**WHAT IS NEEDED**
Gather up every line that includes the string "circle".

**MATERIAL**
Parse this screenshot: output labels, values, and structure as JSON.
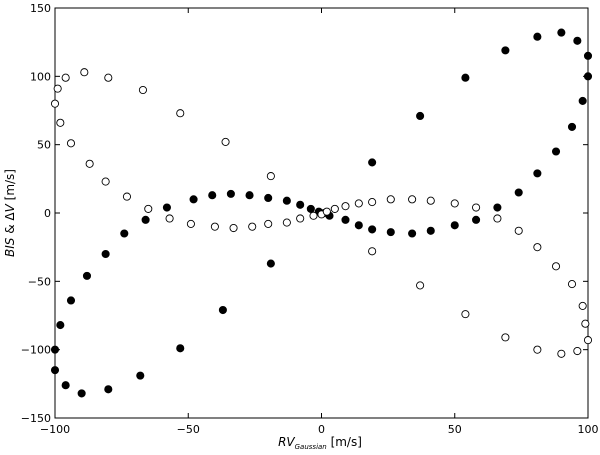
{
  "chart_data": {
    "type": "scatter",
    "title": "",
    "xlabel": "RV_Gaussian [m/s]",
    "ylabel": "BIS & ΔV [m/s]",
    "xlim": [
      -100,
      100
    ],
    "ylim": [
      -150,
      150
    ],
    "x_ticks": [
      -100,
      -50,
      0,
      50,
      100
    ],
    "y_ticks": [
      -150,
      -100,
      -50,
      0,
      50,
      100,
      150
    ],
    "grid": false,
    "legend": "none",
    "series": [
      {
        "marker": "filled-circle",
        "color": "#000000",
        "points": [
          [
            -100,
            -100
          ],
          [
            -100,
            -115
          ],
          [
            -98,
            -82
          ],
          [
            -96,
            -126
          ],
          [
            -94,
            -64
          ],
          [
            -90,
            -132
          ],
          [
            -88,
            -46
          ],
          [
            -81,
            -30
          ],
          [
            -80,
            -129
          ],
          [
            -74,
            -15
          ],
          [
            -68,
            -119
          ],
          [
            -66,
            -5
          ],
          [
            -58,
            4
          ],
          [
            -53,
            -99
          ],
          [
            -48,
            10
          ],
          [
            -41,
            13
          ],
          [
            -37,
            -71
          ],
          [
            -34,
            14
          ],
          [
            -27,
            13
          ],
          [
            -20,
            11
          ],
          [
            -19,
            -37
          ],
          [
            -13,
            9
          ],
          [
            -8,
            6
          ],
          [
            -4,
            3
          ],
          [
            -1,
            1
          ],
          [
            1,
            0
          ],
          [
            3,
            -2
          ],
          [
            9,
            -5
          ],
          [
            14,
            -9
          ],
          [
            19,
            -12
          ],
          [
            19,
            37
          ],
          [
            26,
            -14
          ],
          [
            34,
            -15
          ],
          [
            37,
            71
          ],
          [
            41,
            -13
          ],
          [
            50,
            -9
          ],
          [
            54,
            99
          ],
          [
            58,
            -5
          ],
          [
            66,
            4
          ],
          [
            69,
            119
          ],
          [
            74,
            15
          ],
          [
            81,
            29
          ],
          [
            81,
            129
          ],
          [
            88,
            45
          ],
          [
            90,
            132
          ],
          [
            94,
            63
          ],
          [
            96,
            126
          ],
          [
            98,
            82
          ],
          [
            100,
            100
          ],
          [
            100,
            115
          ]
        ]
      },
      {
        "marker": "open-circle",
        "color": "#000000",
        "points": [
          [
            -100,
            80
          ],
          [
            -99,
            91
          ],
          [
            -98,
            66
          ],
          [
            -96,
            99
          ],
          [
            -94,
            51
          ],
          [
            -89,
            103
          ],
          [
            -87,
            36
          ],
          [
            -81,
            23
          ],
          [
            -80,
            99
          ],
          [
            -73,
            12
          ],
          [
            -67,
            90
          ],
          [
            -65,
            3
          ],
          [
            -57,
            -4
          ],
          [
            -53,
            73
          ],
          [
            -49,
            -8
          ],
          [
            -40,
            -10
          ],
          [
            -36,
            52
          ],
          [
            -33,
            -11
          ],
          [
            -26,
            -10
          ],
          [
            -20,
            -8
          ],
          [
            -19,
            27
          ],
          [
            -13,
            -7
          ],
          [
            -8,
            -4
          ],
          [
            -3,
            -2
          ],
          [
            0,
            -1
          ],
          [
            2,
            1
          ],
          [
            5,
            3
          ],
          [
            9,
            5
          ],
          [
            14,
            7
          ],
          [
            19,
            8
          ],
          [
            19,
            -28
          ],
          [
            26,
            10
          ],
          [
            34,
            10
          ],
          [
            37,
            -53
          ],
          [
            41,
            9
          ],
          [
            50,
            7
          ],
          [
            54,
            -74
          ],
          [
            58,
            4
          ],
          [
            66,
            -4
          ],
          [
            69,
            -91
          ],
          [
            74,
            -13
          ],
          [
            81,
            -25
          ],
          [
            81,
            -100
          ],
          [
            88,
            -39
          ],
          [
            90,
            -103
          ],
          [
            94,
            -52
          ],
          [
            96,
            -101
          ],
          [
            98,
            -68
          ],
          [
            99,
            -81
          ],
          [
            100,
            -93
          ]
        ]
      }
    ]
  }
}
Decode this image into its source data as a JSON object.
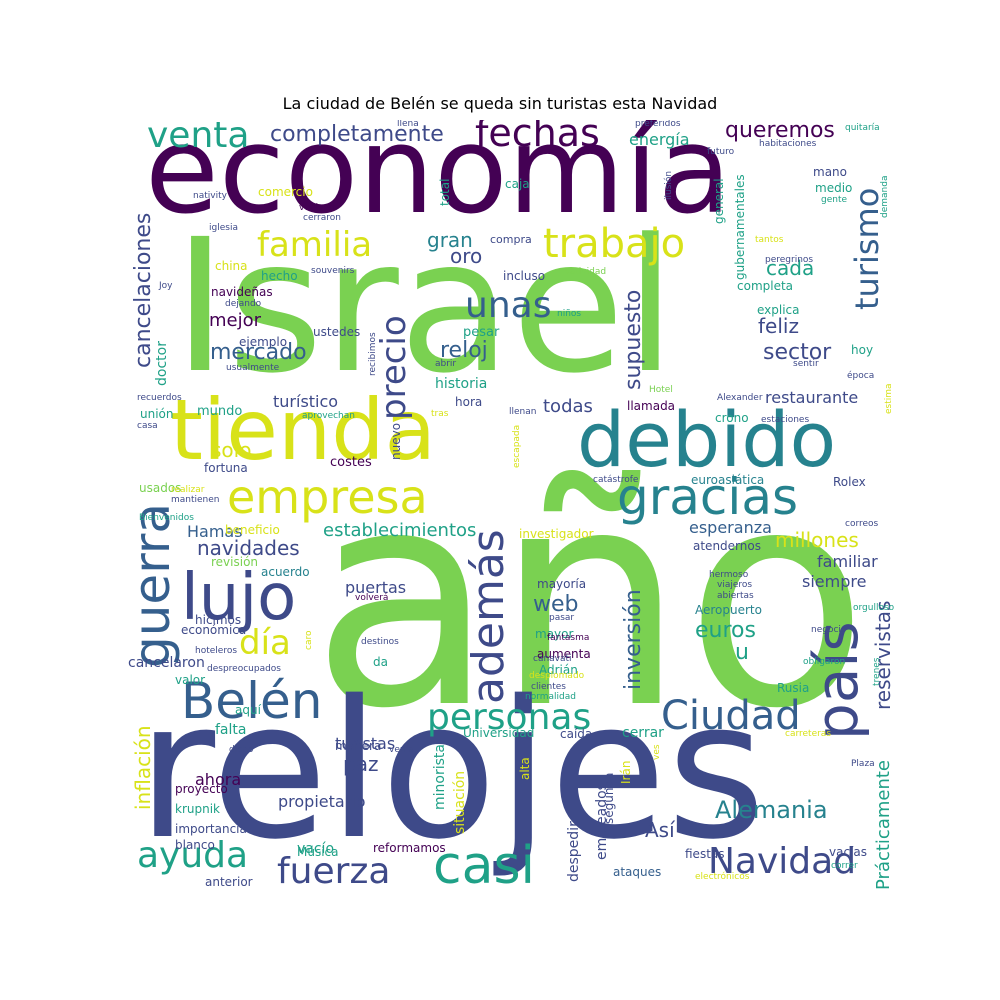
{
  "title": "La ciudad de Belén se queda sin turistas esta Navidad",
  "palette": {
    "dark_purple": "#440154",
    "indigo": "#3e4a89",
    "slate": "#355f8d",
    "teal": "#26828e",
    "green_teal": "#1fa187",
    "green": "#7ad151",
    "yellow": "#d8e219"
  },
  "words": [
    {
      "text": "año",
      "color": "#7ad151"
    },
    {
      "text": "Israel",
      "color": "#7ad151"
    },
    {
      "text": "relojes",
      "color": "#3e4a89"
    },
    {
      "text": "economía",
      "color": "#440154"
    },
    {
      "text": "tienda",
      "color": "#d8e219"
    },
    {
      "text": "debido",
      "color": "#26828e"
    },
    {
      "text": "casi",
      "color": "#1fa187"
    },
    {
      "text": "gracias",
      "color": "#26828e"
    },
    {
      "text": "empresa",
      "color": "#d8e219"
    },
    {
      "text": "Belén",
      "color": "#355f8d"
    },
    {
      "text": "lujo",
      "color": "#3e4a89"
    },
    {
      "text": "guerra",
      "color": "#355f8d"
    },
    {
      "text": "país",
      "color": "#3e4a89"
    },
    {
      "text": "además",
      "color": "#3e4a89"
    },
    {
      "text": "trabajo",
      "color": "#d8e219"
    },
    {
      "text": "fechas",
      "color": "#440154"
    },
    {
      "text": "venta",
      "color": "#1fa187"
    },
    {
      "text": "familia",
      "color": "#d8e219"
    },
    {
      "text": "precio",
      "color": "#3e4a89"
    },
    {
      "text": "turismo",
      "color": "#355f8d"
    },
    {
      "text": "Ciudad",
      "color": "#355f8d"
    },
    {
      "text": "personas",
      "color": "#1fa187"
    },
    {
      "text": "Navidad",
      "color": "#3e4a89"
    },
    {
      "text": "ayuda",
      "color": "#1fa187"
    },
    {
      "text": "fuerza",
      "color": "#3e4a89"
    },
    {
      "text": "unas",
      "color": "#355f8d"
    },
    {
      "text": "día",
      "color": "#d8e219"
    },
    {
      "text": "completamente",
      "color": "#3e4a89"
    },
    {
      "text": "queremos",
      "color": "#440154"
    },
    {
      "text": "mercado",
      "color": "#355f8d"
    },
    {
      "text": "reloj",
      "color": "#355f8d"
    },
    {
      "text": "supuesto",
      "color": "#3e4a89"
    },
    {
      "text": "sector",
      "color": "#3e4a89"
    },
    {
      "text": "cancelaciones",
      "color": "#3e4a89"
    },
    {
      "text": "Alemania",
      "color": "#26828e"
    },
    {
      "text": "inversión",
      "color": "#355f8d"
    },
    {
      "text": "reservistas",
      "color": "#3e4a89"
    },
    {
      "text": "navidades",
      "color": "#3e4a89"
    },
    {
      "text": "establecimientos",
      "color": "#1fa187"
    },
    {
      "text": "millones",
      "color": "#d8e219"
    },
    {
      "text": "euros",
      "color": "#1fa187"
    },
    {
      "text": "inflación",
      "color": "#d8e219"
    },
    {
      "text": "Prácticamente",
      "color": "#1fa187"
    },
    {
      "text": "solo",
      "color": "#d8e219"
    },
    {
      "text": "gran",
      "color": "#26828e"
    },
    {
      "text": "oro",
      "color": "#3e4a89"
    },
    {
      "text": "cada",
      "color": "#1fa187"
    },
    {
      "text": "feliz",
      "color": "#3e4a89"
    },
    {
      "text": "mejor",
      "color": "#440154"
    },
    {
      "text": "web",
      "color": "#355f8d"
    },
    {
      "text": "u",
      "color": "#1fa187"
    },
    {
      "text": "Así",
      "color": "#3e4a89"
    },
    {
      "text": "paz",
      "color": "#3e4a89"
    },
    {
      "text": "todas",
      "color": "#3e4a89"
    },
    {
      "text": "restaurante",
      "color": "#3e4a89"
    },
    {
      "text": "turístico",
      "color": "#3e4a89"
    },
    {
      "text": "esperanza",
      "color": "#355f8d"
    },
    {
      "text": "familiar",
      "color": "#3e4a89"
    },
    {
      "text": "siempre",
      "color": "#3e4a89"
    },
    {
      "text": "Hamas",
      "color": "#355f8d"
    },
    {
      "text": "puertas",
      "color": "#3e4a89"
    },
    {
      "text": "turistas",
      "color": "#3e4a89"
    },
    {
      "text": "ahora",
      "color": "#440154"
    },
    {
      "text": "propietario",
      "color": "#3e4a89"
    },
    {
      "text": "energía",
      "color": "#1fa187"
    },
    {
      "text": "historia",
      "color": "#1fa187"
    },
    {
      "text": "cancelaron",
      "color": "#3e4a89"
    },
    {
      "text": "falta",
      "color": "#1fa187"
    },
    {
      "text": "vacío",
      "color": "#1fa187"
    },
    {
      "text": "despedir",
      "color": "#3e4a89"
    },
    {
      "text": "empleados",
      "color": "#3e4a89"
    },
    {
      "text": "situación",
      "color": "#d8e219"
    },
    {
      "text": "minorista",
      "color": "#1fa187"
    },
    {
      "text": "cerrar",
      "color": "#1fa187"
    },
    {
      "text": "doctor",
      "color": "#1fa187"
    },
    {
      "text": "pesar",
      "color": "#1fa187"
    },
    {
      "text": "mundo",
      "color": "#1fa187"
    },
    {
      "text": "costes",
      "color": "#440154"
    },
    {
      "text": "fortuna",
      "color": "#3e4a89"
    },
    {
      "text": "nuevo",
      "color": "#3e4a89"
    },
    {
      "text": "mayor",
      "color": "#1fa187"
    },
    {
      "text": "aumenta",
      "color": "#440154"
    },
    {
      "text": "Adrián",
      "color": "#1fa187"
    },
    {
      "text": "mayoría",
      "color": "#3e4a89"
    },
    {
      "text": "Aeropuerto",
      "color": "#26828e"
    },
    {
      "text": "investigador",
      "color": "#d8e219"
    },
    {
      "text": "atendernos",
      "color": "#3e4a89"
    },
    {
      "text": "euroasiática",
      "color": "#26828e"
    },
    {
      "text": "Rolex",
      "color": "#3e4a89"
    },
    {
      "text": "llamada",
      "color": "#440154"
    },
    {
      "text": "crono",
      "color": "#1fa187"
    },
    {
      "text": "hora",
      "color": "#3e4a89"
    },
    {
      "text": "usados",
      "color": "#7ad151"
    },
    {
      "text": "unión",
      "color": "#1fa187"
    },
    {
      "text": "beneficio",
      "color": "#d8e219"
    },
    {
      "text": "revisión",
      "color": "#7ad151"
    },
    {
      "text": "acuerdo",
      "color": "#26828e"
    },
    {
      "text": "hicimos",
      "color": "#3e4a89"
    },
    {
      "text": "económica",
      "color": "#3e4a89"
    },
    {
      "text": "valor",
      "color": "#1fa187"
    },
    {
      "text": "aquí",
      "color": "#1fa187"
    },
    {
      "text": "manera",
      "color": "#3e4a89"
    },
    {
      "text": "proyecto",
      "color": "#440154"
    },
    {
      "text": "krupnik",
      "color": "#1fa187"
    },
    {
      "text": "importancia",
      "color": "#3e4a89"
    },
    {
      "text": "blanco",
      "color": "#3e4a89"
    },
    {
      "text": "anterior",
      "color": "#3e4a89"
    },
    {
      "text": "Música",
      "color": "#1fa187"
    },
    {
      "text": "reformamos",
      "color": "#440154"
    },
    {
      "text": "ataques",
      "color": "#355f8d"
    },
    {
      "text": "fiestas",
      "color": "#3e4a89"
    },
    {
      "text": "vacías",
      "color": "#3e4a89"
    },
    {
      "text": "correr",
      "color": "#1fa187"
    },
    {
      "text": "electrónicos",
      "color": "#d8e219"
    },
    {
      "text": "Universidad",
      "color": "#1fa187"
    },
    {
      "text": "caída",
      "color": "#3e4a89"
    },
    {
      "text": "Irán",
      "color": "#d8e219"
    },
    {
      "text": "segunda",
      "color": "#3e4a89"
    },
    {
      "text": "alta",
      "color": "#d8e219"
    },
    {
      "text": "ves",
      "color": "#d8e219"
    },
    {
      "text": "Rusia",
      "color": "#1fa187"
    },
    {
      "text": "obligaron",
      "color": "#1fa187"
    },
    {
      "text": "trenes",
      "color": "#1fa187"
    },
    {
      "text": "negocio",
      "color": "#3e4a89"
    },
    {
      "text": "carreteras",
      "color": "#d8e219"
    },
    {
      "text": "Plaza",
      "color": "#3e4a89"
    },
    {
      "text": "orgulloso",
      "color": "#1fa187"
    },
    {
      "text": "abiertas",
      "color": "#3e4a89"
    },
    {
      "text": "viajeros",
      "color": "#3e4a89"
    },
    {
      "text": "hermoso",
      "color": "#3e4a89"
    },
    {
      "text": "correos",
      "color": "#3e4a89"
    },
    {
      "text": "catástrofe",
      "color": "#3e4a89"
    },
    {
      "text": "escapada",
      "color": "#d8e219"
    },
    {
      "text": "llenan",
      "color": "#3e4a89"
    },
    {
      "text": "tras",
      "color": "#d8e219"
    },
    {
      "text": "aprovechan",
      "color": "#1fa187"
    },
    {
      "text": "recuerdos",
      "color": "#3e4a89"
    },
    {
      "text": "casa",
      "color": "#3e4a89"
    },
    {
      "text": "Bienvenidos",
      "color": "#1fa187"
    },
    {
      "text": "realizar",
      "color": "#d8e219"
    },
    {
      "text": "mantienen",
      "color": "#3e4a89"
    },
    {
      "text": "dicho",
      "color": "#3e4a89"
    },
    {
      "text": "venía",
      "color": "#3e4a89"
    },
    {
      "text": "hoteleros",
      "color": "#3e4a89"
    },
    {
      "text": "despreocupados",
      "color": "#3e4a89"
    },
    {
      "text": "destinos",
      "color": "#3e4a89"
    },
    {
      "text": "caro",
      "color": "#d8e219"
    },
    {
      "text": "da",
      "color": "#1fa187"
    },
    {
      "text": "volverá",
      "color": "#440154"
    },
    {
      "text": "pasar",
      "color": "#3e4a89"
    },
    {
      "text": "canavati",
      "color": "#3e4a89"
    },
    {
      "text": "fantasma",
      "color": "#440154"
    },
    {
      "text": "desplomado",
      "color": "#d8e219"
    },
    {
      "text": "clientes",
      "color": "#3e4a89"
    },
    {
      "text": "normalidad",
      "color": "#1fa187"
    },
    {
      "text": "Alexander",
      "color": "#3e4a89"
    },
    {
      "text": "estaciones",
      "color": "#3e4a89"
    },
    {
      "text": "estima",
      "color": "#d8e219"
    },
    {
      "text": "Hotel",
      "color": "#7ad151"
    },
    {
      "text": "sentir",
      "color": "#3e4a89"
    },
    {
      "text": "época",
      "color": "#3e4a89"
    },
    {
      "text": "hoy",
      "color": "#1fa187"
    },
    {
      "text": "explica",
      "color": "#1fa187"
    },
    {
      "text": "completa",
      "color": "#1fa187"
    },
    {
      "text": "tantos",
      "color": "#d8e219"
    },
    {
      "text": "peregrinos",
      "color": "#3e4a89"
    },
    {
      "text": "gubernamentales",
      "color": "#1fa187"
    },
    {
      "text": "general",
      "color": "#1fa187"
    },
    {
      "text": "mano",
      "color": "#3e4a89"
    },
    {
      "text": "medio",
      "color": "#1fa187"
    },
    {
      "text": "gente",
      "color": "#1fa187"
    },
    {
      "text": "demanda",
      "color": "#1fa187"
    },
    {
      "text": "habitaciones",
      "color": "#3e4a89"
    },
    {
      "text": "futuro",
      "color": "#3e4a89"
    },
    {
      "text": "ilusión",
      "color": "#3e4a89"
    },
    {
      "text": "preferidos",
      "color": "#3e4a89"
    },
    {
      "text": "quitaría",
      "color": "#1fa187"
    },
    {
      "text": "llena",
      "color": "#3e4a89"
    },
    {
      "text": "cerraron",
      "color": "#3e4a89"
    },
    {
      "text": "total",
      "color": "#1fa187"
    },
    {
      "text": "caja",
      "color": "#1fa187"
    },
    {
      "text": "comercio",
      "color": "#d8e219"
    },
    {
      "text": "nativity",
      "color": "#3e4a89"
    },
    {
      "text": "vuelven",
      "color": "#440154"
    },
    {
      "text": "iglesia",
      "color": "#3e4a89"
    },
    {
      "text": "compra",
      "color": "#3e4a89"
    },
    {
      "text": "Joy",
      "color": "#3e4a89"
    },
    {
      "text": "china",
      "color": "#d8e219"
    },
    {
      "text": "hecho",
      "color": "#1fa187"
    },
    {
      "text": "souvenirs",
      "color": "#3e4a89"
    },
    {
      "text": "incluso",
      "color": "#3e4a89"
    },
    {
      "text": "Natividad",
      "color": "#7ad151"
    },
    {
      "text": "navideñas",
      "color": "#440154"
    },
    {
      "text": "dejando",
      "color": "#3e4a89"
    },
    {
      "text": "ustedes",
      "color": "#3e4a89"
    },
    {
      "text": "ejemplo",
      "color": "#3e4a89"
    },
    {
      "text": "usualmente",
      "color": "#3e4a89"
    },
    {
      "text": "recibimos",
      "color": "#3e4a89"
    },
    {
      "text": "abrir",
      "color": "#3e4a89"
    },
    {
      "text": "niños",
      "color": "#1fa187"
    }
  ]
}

**CORRECT ANSWER**
        "marker": "filled-circle",
        "marker": "open-circle",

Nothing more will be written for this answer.